• [Problem to solve] Show every line where "COINBASE" occurs.

• [Dataset content]

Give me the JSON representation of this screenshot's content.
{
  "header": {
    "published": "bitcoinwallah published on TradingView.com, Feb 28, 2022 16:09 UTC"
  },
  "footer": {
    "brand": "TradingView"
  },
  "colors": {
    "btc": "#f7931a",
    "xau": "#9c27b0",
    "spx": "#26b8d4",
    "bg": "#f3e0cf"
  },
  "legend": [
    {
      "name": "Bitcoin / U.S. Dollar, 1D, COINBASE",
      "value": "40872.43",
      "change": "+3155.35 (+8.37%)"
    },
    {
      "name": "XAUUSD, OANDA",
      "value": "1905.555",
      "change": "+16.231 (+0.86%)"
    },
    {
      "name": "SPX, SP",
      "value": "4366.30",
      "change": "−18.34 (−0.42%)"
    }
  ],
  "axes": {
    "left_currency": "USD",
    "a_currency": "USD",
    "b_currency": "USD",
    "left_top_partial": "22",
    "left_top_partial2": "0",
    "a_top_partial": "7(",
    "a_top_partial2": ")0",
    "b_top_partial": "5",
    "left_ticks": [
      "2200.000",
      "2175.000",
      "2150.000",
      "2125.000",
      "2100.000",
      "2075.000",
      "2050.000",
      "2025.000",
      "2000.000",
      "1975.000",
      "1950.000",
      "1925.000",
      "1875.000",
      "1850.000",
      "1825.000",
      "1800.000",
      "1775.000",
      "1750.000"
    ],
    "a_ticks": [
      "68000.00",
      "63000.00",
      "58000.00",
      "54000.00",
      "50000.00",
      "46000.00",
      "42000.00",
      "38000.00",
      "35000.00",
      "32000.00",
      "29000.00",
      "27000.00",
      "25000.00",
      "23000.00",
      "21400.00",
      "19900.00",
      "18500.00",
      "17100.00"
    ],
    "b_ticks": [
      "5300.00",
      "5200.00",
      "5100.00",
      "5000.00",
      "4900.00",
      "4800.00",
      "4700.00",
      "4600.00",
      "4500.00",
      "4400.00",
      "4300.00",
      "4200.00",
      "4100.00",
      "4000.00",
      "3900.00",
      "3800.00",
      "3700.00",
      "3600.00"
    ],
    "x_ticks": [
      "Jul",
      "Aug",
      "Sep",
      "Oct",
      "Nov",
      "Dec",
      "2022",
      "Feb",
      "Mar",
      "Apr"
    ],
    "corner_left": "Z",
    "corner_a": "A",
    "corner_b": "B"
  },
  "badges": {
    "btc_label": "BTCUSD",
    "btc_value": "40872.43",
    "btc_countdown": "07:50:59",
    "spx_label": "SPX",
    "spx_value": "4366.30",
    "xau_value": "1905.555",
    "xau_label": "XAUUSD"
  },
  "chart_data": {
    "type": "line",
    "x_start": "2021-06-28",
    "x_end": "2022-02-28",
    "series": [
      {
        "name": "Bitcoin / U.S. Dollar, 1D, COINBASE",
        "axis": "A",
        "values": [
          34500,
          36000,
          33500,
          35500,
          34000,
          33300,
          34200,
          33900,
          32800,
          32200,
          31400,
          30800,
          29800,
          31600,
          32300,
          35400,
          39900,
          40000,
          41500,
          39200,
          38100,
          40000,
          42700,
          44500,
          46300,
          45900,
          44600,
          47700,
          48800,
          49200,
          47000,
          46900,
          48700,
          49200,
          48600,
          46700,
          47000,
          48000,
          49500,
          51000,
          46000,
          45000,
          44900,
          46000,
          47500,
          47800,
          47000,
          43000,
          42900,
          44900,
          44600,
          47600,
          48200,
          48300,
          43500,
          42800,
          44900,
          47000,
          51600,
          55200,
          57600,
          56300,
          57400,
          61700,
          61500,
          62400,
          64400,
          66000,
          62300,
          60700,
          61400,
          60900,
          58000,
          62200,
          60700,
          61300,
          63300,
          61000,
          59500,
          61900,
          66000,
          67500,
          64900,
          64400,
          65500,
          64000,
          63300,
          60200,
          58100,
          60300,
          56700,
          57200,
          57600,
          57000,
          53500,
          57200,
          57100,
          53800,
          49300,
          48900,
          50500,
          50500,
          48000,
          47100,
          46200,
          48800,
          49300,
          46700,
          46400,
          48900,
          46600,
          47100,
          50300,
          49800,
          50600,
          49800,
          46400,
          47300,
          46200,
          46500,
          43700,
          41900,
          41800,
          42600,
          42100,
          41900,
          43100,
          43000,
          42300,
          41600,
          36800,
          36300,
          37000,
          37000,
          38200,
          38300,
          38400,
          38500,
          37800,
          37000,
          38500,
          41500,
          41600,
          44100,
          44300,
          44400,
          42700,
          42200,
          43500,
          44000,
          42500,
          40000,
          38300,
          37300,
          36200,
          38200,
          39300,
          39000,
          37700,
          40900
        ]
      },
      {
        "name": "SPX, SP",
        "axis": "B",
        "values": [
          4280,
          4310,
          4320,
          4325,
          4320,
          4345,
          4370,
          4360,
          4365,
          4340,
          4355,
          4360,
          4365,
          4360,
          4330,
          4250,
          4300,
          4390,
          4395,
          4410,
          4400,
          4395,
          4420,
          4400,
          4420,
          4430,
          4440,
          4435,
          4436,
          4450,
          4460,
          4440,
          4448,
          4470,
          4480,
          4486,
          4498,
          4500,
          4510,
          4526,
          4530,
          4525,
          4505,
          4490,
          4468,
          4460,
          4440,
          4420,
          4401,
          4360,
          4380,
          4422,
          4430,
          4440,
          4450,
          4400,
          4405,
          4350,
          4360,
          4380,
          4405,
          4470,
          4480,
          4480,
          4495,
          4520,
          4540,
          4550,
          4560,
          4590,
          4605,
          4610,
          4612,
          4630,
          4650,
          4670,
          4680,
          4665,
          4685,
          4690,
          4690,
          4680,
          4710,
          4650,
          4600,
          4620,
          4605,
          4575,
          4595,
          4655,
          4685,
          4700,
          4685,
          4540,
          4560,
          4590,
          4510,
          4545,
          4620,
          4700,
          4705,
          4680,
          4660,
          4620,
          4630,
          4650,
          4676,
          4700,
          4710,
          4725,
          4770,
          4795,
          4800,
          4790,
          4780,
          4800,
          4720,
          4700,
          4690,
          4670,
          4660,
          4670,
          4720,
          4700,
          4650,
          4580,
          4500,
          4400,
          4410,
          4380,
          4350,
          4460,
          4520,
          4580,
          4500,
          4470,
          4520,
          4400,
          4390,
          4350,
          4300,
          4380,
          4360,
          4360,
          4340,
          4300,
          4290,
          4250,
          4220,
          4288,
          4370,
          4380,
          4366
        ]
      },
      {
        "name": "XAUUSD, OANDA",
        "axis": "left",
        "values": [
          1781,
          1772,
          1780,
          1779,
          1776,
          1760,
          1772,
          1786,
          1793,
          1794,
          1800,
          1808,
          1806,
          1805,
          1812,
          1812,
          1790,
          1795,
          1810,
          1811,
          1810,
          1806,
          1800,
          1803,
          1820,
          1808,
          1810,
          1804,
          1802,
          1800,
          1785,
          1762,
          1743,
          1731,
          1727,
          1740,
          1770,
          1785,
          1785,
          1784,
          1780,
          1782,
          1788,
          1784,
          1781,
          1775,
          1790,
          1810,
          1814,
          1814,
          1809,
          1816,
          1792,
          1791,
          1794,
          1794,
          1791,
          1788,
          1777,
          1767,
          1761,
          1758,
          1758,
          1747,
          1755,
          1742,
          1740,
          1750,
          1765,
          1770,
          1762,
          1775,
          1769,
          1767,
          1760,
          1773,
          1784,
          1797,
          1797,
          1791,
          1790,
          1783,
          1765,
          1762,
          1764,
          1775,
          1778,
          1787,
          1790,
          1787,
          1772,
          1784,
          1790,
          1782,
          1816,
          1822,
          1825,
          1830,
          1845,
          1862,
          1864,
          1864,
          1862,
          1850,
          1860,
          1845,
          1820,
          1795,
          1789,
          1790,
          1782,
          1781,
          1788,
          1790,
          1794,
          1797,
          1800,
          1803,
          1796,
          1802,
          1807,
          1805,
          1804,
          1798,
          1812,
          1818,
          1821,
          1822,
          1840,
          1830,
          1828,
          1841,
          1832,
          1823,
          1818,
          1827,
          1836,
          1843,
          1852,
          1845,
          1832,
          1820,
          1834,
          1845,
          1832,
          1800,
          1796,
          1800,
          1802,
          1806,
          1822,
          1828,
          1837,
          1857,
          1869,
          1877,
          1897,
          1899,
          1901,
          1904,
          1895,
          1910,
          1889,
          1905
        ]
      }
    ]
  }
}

• [Result for this task]
      "name": "Bitcoin / U.S. Dollar, 1D, COINBASE",
        "name": "Bitcoin / U.S. Dollar, 1D, COINBASE",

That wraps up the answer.